Goal of the exercise |
Return all lines where the word "data" can be found.

******************************

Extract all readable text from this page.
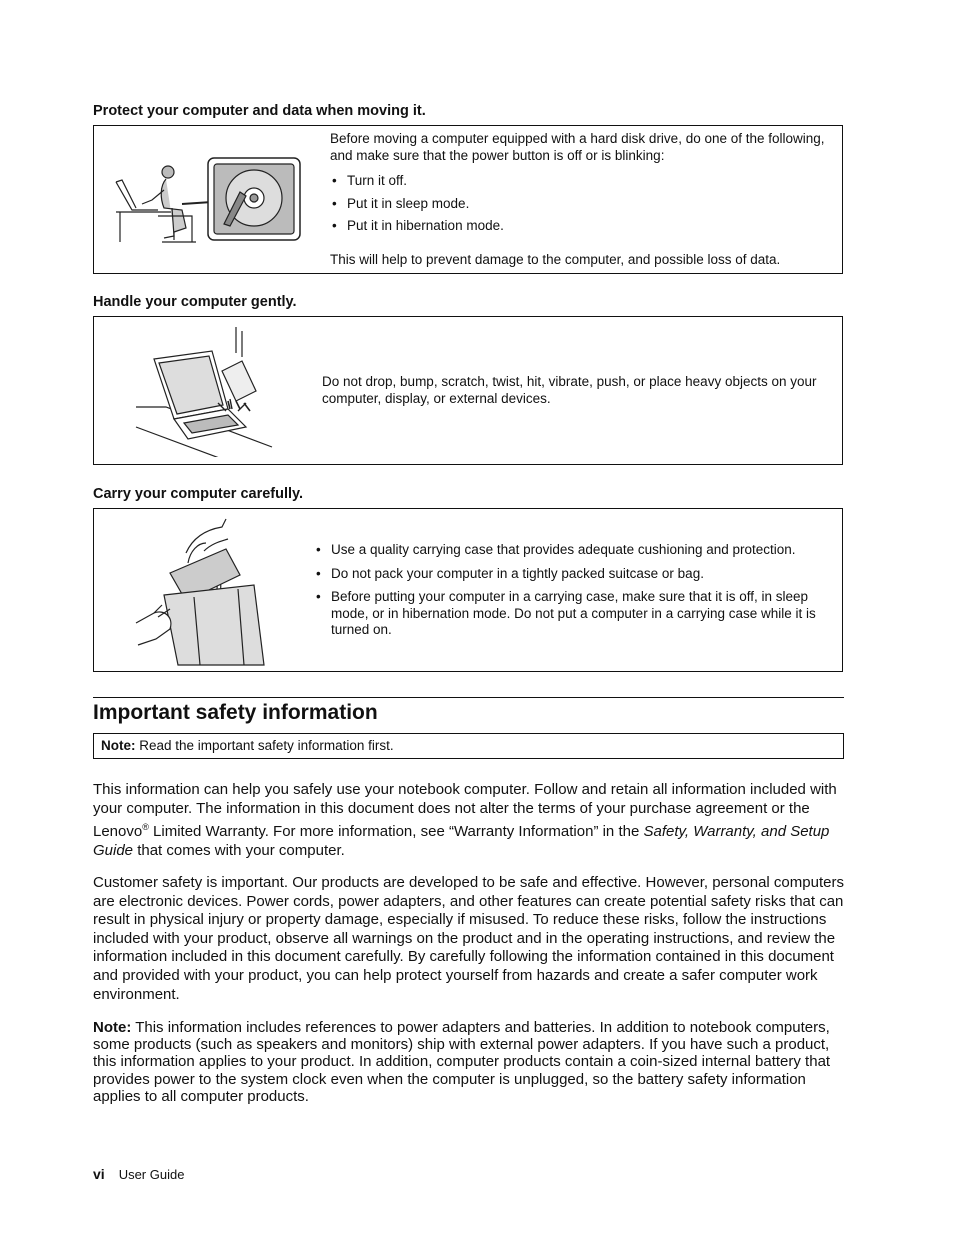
Protect your computer and data when moving it.

Before moving a computer equipped with a hard disk drive, do one of the following, and make sure that the power button is off or is blinking:

• Turn it off.
• Put it in sleep mode.
• Put it in hibernation mode.

This will help to prevent damage to the computer, and possible loss of data.

Handle your computer gently.
Do not drop, bump, scratch, twist, hit, vibrate, push, or place heavy objects on your computer, display, or external devices.
Carry your computer carefully.
• Use a quality carrying case that provides adequate cushioning and protection.
• Do not pack your computer in a tightly packed suitcase or bag.
• Before putting your computer in a carrying case, make sure that it is off, in sleep mode, or in hibernation mode. Do not put a computer in a carrying case while it is turned on.
Important safety information
Note: Read the important safety information first.

This information can help you safely use your notebook computer. Follow and retain all information included with your computer. The information in this document does not alter the terms of your purchase agreement or the Lenovo® Limited Warranty. For more information, see “Warranty Information” in the Safety, Warranty, and Setup Guide that comes with your computer.

Customer safety is important. Our products are developed to be safe and effective. However, personal computers are electronic devices. Power cords, power adapters, and other features can create potential safety risks that can result in physical injury or property damage, especially if misused. To reduce these risks, follow the instructions included with your product, observe all warnings on the product and in the operating instructions, and review the information included in this document carefully. By carefully following the information contained in this document and provided with your product, you can help protect yourself from hazards and create a safer computer work environment.

Note: This information includes references to power adapters and batteries. In addition to notebook computers, some products (such as speakers and monitors) ship with external power adapters. If you have such a product, this information applies to your product. In addition, computer products contain a coin-sized internal battery that provides power to the system clock even when the computer is unplugged, so the battery safety information applies to all computer products.

vi User Guide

******************************

Exercise result |
Protect your computer and data when moving it.
This will help to prevent damage to the computer, and possible loss of data.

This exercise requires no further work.